» Entries provided
============

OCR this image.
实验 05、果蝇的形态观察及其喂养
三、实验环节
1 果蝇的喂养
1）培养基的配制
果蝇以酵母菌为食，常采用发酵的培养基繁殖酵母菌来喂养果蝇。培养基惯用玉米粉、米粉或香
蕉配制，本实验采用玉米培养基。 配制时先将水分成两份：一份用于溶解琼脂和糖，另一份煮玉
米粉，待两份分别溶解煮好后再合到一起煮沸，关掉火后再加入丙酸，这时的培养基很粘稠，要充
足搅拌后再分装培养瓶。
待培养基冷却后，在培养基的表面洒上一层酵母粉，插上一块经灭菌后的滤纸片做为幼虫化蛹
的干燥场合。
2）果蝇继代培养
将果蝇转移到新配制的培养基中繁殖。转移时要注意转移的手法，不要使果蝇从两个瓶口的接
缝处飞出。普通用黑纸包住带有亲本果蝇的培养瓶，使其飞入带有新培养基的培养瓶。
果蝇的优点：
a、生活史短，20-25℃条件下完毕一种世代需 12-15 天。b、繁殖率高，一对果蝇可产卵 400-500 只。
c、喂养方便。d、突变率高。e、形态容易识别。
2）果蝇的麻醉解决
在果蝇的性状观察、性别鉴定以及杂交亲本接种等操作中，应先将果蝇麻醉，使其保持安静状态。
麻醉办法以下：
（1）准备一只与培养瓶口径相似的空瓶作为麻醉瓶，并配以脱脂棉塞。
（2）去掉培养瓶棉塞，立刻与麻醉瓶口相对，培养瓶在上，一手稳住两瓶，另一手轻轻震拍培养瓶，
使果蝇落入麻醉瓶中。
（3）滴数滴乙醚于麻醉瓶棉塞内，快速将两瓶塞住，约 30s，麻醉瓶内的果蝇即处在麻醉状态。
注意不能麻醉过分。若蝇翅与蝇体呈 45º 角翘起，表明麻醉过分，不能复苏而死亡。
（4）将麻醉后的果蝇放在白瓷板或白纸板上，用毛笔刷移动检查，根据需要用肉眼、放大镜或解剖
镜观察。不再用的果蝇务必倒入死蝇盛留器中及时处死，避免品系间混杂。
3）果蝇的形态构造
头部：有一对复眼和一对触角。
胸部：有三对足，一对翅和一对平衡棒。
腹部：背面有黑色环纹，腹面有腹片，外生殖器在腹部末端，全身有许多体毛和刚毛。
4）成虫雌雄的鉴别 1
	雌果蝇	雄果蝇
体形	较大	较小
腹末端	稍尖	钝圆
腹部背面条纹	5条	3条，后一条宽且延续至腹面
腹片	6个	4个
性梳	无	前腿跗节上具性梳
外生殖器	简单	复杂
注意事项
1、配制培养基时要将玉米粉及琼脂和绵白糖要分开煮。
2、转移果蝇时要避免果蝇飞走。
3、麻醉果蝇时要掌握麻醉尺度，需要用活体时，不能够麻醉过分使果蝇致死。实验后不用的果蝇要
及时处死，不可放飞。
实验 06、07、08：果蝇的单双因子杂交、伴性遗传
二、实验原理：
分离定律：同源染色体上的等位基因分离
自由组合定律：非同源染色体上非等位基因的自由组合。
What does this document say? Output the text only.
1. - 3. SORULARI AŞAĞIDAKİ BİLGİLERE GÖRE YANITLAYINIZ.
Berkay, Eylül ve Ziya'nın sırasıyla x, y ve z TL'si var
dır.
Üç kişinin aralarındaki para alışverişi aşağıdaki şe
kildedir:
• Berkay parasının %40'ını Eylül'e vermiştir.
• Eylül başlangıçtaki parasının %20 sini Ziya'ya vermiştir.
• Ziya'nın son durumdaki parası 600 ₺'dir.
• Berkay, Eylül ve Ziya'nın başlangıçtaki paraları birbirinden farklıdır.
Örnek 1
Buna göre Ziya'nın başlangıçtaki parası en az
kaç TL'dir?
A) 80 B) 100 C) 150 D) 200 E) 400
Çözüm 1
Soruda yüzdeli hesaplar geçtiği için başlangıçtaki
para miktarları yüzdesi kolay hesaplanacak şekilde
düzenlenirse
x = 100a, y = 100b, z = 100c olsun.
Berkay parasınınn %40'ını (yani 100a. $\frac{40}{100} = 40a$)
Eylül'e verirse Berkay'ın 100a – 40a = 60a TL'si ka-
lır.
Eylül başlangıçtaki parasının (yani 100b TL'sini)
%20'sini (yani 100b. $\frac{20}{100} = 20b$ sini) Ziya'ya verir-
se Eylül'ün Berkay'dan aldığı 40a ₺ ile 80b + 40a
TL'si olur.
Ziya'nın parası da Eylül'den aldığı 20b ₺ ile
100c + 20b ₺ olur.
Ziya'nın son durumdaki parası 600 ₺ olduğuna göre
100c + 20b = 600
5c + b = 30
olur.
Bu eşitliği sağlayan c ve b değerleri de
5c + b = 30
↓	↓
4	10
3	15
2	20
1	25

============

» Work instructions
Write out every line of the listing that holds the word "Berkay".

» Worked answer
Berkay, Eylül ve Ziya'nın sırasıyla x, y ve z TL'si var
• Berkay parasının %40'ını Eylül'e vermiştir.
• Berkay, Eylül ve Ziya'nın başlangıçtaki paraları birbirinden farklıdır.
Berkay parasınınn %40'ını (yani 100a. $\frac{40}{100} = 40a$)
Eylül'e verirse Berkay'ın 100a – 40a = 60a TL'si ka-
se Eylül'ün Berkay'dan aldığı 40a ₺ ile 80b + 40a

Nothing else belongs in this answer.